- [What the exercise asks]:
Take the listing and print it in full, exactly as given.

* Begin *

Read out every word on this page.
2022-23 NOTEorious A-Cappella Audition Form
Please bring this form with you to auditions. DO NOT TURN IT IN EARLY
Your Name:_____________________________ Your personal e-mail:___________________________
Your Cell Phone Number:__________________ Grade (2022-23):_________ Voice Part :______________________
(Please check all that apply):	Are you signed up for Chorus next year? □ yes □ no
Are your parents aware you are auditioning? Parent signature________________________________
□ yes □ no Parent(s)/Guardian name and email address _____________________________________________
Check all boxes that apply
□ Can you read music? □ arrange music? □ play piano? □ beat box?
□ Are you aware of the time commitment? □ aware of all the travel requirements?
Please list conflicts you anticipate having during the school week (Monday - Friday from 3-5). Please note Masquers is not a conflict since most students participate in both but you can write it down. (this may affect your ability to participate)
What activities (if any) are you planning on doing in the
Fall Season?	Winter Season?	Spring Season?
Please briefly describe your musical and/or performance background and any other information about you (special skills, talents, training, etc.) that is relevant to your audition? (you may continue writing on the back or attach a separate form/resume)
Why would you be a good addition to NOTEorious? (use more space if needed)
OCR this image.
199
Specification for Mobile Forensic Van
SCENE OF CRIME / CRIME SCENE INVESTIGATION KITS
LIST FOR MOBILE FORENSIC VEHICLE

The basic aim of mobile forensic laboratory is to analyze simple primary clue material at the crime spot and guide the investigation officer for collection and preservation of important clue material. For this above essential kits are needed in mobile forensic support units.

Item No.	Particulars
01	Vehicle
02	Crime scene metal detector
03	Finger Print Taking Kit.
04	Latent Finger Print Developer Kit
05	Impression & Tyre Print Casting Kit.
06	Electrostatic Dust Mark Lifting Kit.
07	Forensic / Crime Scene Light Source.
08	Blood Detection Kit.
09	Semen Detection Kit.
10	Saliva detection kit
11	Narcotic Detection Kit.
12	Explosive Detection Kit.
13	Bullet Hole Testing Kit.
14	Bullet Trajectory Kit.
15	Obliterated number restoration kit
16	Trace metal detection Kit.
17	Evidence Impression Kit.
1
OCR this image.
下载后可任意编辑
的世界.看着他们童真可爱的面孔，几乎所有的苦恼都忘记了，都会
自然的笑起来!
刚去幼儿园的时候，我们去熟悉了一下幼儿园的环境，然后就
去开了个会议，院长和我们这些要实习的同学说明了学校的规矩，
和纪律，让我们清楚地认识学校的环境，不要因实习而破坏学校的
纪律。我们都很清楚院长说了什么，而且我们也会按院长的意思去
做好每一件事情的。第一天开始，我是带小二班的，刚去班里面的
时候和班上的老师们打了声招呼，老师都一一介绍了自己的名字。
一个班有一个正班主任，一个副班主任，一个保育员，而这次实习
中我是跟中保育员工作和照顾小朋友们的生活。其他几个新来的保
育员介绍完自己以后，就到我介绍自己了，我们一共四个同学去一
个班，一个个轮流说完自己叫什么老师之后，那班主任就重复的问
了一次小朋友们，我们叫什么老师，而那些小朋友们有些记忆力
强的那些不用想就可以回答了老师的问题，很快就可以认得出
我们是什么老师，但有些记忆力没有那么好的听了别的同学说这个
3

* End *

- [Exercise response]:
Read out every word on this page.
2022-23 NOTEorious A-Cappella Audition Form
Please bring this form with you to auditions. DO NOT TURN IT IN EARLY
Your Name:_____________________________ Your personal e-mail:___________________________
Your Cell Phone Number:__________________ Grade (2022-23):_________ Voice Part :______________________
(Please check all that apply):	Are you signed up for Chorus next year? □ yes □ no
Are your parents aware you are auditioning? Parent signature________________________________
□ yes □ no Parent(s)/Guardian name and email address _____________________________________________
Check all boxes that apply
□ Can you read music? □ arrange music? □ play piano? □ beat box?
□ Are you aware of the time commitment? □ aware of all the travel requirements?
Please list conflicts you anticipate having during the school week (Monday - Friday from 3-5). Please note Masquers is not a conflict since most students participate in both but you can write it down. (this may affect your ability to participate)
What activities (if any) are you planning on doing in the
Fall Season?	Winter Season?	Spring Season?
Please briefly describe your musical and/or performance background and any other information about you (special skills, talents, training, etc.) that is relevant to your audition? (you may continue writing on the back or attach a separate form/resume)
Why would you be a good addition to NOTEorious? (use more space if needed)
OCR this image.
199
Specification for Mobile Forensic Van
SCENE OF CRIME / CRIME SCENE INVESTIGATION KITS
LIST FOR MOBILE FORENSIC VEHICLE

The basic aim of mobile forensic laboratory is to analyze simple primary clue material at the crime spot and guide the investigation officer for collection and preservation of important clue material. For this above essential kits are needed in mobile forensic support units.

Item No.	Particulars
01	Vehicle
02	Crime scene metal detector
03	Finger Print Taking Kit.
04	Latent Finger Print Developer Kit
05	Impression & Tyre Print Casting Kit.
06	Electrostatic Dust Mark Lifting Kit.
07	Forensic / Crime Scene Light Source.
08	Blood Detection Kit.
09	Semen Detection Kit.
10	Saliva detection kit
11	Narcotic Detection Kit.
12	Explosive Detection Kit.
13	Bullet Hole Testing Kit.
14	Bullet Trajectory Kit.
15	Obliterated number restoration kit
16	Trace metal detection Kit.
17	Evidence Impression Kit.
1
OCR this image.
下载后可任意编辑
的世界.看着他们童真可爱的面孔，几乎所有的苦恼都忘记了，都会
自然的笑起来!
刚去幼儿园的时候，我们去熟悉了一下幼儿园的环境，然后就
去开了个会议，院长和我们这些要实习的同学说明了学校的规矩，
和纪律，让我们清楚地认识学校的环境，不要因实习而破坏学校的
纪律。我们都很清楚院长说了什么，而且我们也会按院长的意思去
做好每一件事情的。第一天开始，我是带小二班的，刚去班里面的
时候和班上的老师们打了声招呼，老师都一一介绍了自己的名字。
一个班有一个正班主任，一个副班主任，一个保育员，而这次实习
中我是跟中保育员工作和照顾小朋友们的生活。其他几个新来的保
育员介绍完自己以后，就到我介绍自己了，我们一共四个同学去一
个班，一个个轮流说完自己叫什么老师之后，那班主任就重复的问
了一次小朋友们，我们叫什么老师，而那些小朋友们有些记忆力
强的那些不用想就可以回答了老师的问题，很快就可以认得出
我们是什么老师，但有些记忆力没有那么好的听了别的同学说这个
3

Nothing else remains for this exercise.